• _DATASET RECORDS_:
--
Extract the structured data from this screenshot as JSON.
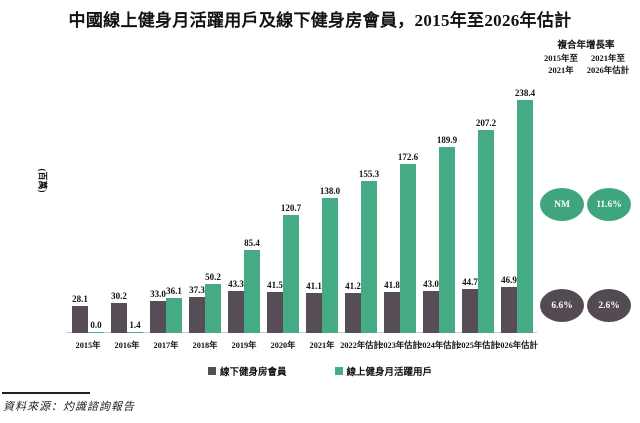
{
  "title": "中國線上健身月活躍用戶及線下健身房會員，2015年至2026年估計",
  "y_axis_label": "(百萬)",
  "cagr": {
    "header": "複合年增長率",
    "columns": [
      {
        "line1": "2015年至",
        "line2": "2021年"
      },
      {
        "line1": "2021年至",
        "line2": "2026年估計"
      }
    ],
    "online_values": [
      "NM",
      "11.6%"
    ],
    "offline_values": [
      "6.6%",
      "2.6%"
    ]
  },
  "legend": [
    {
      "label": "線下健身房會員",
      "color": "#574d57"
    },
    {
      "label": "線上健身月活躍用戶",
      "color": "#45ab85"
    }
  ],
  "source": "資料來源：灼識諮詢報告",
  "colors": {
    "offline_bar": "#574d57",
    "online_bar": "#45ab85",
    "offline_oval": "#534a53",
    "online_oval": "#3fa57e",
    "axis_line": "#c9c9c9"
  },
  "chart_data": {
    "type": "bar",
    "categories": [
      "2015年",
      "2016年",
      "2017年",
      "2018年",
      "2019年",
      "2020年",
      "2021年",
      "2022年估計",
      "2023年估計",
      "2024年估計",
      "2025年估計",
      "2026年估計"
    ],
    "series": [
      {
        "name": "線下健身房會員",
        "color": "#574d57",
        "values": [
          28.1,
          30.2,
          33.0,
          37.3,
          43.3,
          41.5,
          41.1,
          41.2,
          41.8,
          43.0,
          44.7,
          46.9
        ]
      },
      {
        "name": "線上健身月活躍用戶",
        "color": "#45ab85",
        "values": [
          0.0,
          1.4,
          36.1,
          50.2,
          85.4,
          120.7,
          138.0,
          155.3,
          172.6,
          189.9,
          207.2,
          238.4
        ]
      }
    ],
    "title": "中國線上健身月活躍用戶及線下健身房會員，2015年至2026年估計",
    "xlabel": "",
    "ylabel": "(百萬)",
    "ylim": [
      0,
      250
    ],
    "grid": false,
    "legend_position": "bottom",
    "value_labels": true
  }
}
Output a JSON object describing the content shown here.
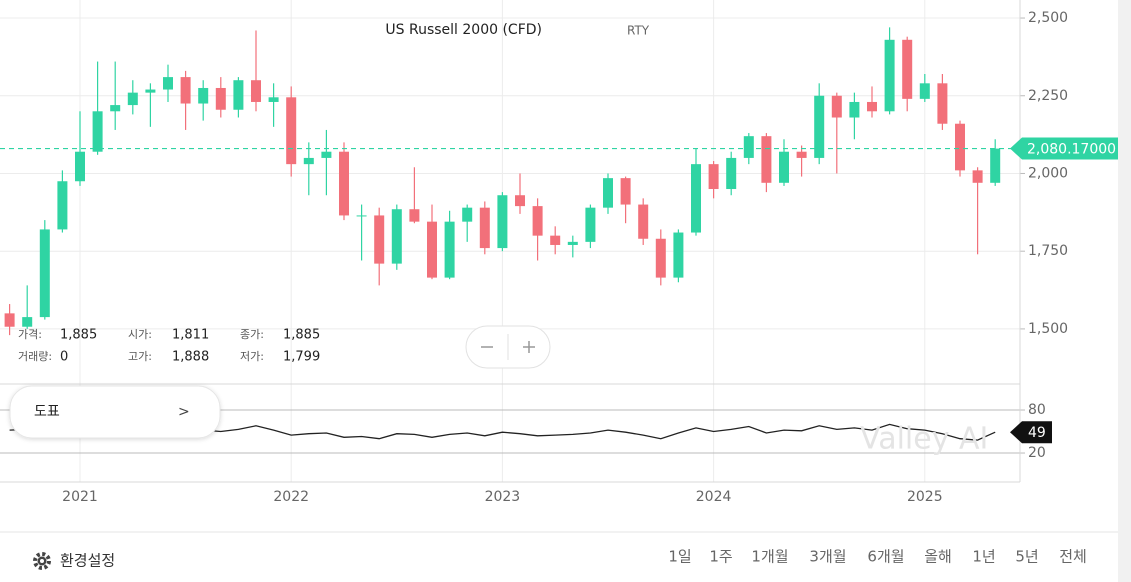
--
• _JOB_:
Transcribe the records above verbatim. Do not carry over any picture.

• _PROBLEM SOLUTION_:
Extract the structured data from this screenshot as JSON.
{
  "title": "中國線上健身月活躍用戶及線下健身房會員，2015年至2026年估計",
  "y_axis_label": "(百萬)",
  "cagr": {
    "header": "複合年增長率",
    "columns": [
      {
        "line1": "2015年至",
        "line2": "2021年"
      },
      {
        "line1": "2021年至",
        "line2": "2026年估計"
      }
    ],
    "online_values": [
      "NM",
      "11.6%"
    ],
    "offline_values": [
      "6.6%",
      "2.6%"
    ]
  },
  "legend": [
    {
      "label": "線下健身房會員",
      "color": "#574d57"
    },
    {
      "label": "線上健身月活躍用戶",
      "color": "#45ab85"
    }
  ],
  "source": "資料來源：灼識諮詢報告",
  "colors": {
    "offline_bar": "#574d57",
    "online_bar": "#45ab85",
    "offline_oval": "#534a53",
    "online_oval": "#3fa57e",
    "axis_line": "#c9c9c9"
  },
  "chart_data": {
    "type": "bar",
    "categories": [
      "2015年",
      "2016年",
      "2017年",
      "2018年",
      "2019年",
      "2020年",
      "2021年",
      "2022年估計",
      "2023年估計",
      "2024年估計",
      "2025年估計",
      "2026年估計"
    ],
    "series": [
      {
        "name": "線下健身房會員",
        "color": "#574d57",
        "values": [
          28.1,
          30.2,
          33.0,
          37.3,
          43.3,
          41.5,
          41.1,
          41.2,
          41.8,
          43.0,
          44.7,
          46.9
        ]
      },
      {
        "name": "線上健身月活躍用戶",
        "color": "#45ab85",
        "values": [
          0.0,
          1.4,
          36.1,
          50.2,
          85.4,
          120.7,
          138.0,
          155.3,
          172.6,
          189.9,
          207.2,
          238.4
        ]
      }
    ],
    "title": "中國線上健身月活躍用戶及線下健身房會員，2015年至2026年估計",
    "xlabel": "",
    "ylabel": "(百萬)",
    "ylim": [
      0,
      250
    ],
    "grid": false,
    "legend_position": "bottom",
    "value_labels": true
  }
}
Output a JSON object describing the content shown here.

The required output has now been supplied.